Instructions to follow
Print the listing in its entirety and exactly, leaving out images.
-- start Information given --
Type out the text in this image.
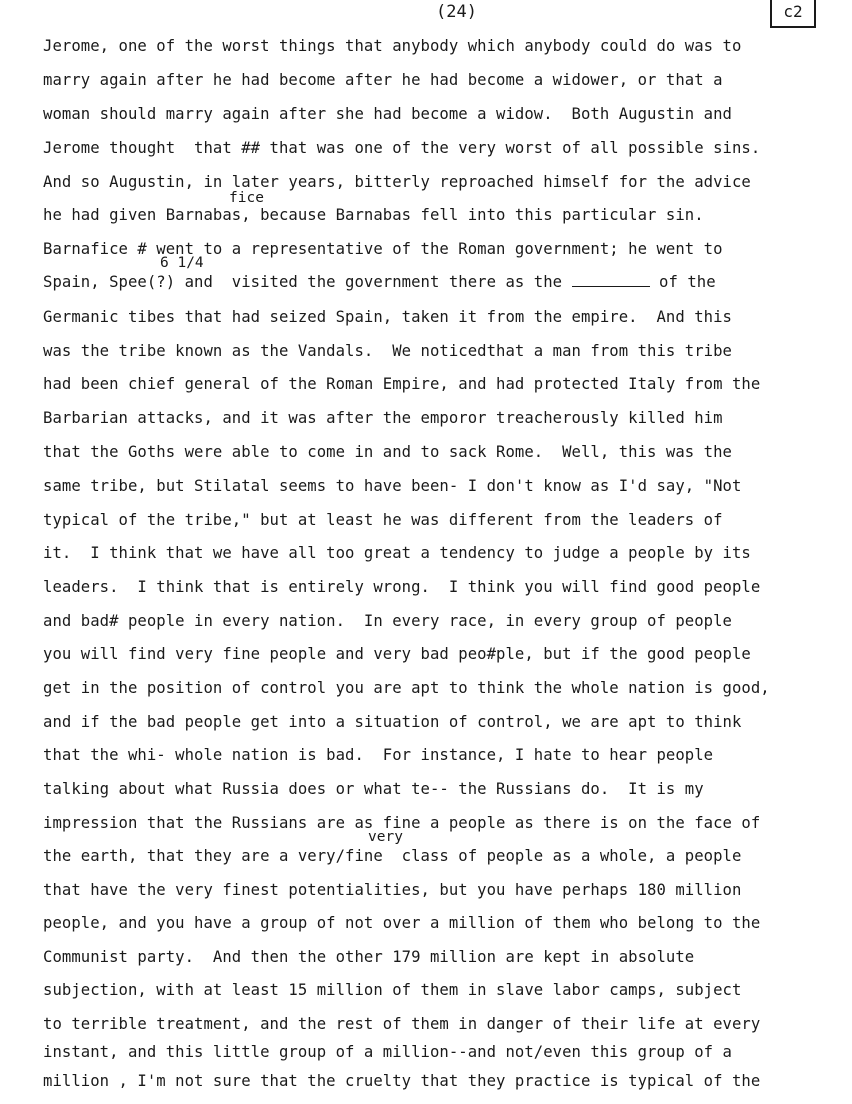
(24)	c2
fice
6 1/4
very
Jerome, one of the worst things that anybody which anybody could do was to
marry again after he had become after he had become a widower, or that a
woman should marry again after she had become a widow.  Both Augustin and
Jerome thought  that ## that was one of the very worst of all possible sins.
And so Augustin, in later years, bitterly reproached himself for the advice
he had given Barnabas, because Barnabas fell into this particular sin.
Barnafice # went to a representative of the Roman government; he went to
Spain, Spee(?) and  visited the government there as the	of the
Germanic tibes that had seized Spain, taken it from the empire.  And this
was the tribe known as the Vandals.  We noticedthat a man from this tribe
had been chief general of the Roman Empire, and had protected Italy from the
Barbarian attacks, and it was after the emporor treacherously killed him
that the Goths were able to come in and to sack Rome.  Well, this was the
same tribe, but Stilatal seems to have been- I don't know as I'd say, "Not
typical of the tribe," but at least he was different from the leaders of
it.  I think that we have all too great a tendency to judge a people by its
leaders.  I think that is entirely wrong.  I think you will find good people
and bad# people in every nation.  In every race, in every group of people
you will find very fine people and very bad peo#ple, but if the good people
get in the position of control you are apt to think the whole nation is good,
and if the bad people get into a situation of control, we are apt to think
that the whi- whole nation is bad.  For instance, I hate to hear people
talking about what Russia does or what te-- the Russians do.  It is my
impression that the Russians are as fine a people as there is on the face of
the earth, that they are a very/fine  class of people as a whole, a people
that have the very finest potentialities, but you have perhaps 180 million
people, and you have a group of not over a million of them who belong to the
Communist party.  And then the other 179 million are kept in absolute
subjection, with at least 15 million of them in slave labor camps, subject
to terrible treatment, and the rest of them in danger of their life at every
instant, and this little group of a million--and not/even this group of a
million , I'm not sure that the cruelty that they practice is typical of the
-- end Information given --
Answer below
Type out the text in this image.
(24)	c2
fice
6 1/4
very
Jerome, one of the worst things that anybody which anybody could do was to
marry again after he had become after he had become a widower, or that a
woman should marry again after she had become a widow.  Both Augustin and
Jerome thought  that ## that was one of the very worst of all possible sins.
And so Augustin, in later years, bitterly reproached himself for the advice
he had given Barnabas, because Barnabas fell into this particular sin.
Barnafice # went to a representative of the Roman government; he went to
Spain, Spee(?) and  visited the government there as the	of the
Germanic tibes that had seized Spain, taken it from the empire.  And this
was the tribe known as the Vandals.  We noticedthat a man from this tribe
had been chief general of the Roman Empire, and had protected Italy from the
Barbarian attacks, and it was after the emporor treacherously killed him
that the Goths were able to come in and to sack Rome.  Well, this was the
same tribe, but Stilatal seems to have been- I don't know as I'd say, "Not
typical of the tribe," but at least he was different from the leaders of
it.  I think that we have all too great a tendency to judge a people by its
leaders.  I think that is entirely wrong.  I think you will find good people
and bad# people in every nation.  In every race, in every group of people
you will find very fine people and very bad peo#ple, but if the good people
get in the position of control you are apt to think the whole nation is good,
and if the bad people get into a situation of control, we are apt to think
that the whi- whole nation is bad.  For instance, I hate to hear people
talking about what Russia does or what te-- the Russians do.  It is my
impression that the Russians are as fine a people as there is on the face of
the earth, that they are a very/fine  class of people as a whole, a people
that have the very finest potentialities, but you have perhaps 180 million
people, and you have a group of not over a million of them who belong to the
Communist party.  And then the other 179 million are kept in absolute
subjection, with at least 15 million of them in slave labor camps, subject
to terrible treatment, and the rest of them in danger of their life at every
instant, and this little group of a million--and not/even this group of a
million , I'm not sure that the cruelty that they practice is typical of the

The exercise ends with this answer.